* [Directions] Each of the records below must be reproduced exactly.

(Entries of transcribed document text)
_ _ _ _ _ _ _

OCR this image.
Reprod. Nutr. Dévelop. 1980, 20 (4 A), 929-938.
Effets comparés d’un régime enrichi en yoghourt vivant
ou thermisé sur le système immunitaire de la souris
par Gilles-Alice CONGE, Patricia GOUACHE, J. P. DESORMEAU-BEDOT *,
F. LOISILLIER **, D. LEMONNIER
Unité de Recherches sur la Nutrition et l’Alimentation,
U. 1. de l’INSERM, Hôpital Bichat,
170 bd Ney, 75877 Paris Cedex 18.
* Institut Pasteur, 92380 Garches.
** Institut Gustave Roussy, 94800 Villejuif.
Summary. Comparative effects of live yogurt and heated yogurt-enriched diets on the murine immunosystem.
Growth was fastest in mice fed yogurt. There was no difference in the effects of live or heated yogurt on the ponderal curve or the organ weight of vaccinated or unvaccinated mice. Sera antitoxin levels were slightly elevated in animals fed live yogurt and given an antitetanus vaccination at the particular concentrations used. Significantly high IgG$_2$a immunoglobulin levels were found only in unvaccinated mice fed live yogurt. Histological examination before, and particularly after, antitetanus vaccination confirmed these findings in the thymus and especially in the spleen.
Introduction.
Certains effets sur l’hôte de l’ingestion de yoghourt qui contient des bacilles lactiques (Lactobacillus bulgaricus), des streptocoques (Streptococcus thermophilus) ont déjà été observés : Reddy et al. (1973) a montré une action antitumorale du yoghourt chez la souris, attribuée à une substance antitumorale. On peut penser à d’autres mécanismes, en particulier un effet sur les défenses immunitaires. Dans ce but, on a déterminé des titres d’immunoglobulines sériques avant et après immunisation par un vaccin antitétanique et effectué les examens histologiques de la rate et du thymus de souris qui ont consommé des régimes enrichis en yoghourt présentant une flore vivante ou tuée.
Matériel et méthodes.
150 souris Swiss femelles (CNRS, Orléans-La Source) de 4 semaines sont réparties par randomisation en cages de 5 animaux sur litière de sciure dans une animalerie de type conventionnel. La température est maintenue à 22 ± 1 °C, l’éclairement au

_ _ _ _ _ _ _

* [Problem solution]
OCR this image.
Reprod. Nutr. Dévelop. 1980, 20 (4 A), 929-938.
Effets comparés d’un régime enrichi en yoghourt vivant
ou thermisé sur le système immunitaire de la souris
par Gilles-Alice CONGE, Patricia GOUACHE, J. P. DESORMEAU-BEDOT *,
F. LOISILLIER **, D. LEMONNIER
Unité de Recherches sur la Nutrition et l’Alimentation,
U. 1. de l’INSERM, Hôpital Bichat,
170 bd Ney, 75877 Paris Cedex 18.
* Institut Pasteur, 92380 Garches.
** Institut Gustave Roussy, 94800 Villejuif.
Summary. Comparative effects of live yogurt and heated yogurt-enriched diets on the murine immunosystem.
Growth was fastest in mice fed yogurt. There was no difference in the effects of live or heated yogurt on the ponderal curve or the organ weight of vaccinated or unvaccinated mice. Sera antitoxin levels were slightly elevated in animals fed live yogurt and given an antitetanus vaccination at the particular concentrations used. Significantly high IgG$_2$a immunoglobulin levels were found only in unvaccinated mice fed live yogurt. Histological examination before, and particularly after, antitetanus vaccination confirmed these findings in the thymus and especially in the spleen.
Introduction.
Certains effets sur l’hôte de l’ingestion de yoghourt qui contient des bacilles lactiques (Lactobacillus bulgaricus), des streptocoques (Streptococcus thermophilus) ont déjà été observés : Reddy et al. (1973) a montré une action antitumorale du yoghourt chez la souris, attribuée à une substance antitumorale. On peut penser à d’autres mécanismes, en particulier un effet sur les défenses immunitaires. Dans ce but, on a déterminé des titres d’immunoglobulines sériques avant et après immunisation par un vaccin antitétanique et effectué les examens histologiques de la rate et du thymus de souris qui ont consommé des régimes enrichis en yoghourt présentant une flore vivante ou tuée.
Matériel et méthodes.
150 souris Swiss femelles (CNRS, Orléans-La Source) de 4 semaines sont réparties par randomisation en cages de 5 animaux sur litière de sciure dans une animalerie de type conventionnel. La température est maintenue à 22 ± 1 °C, l’éclairement au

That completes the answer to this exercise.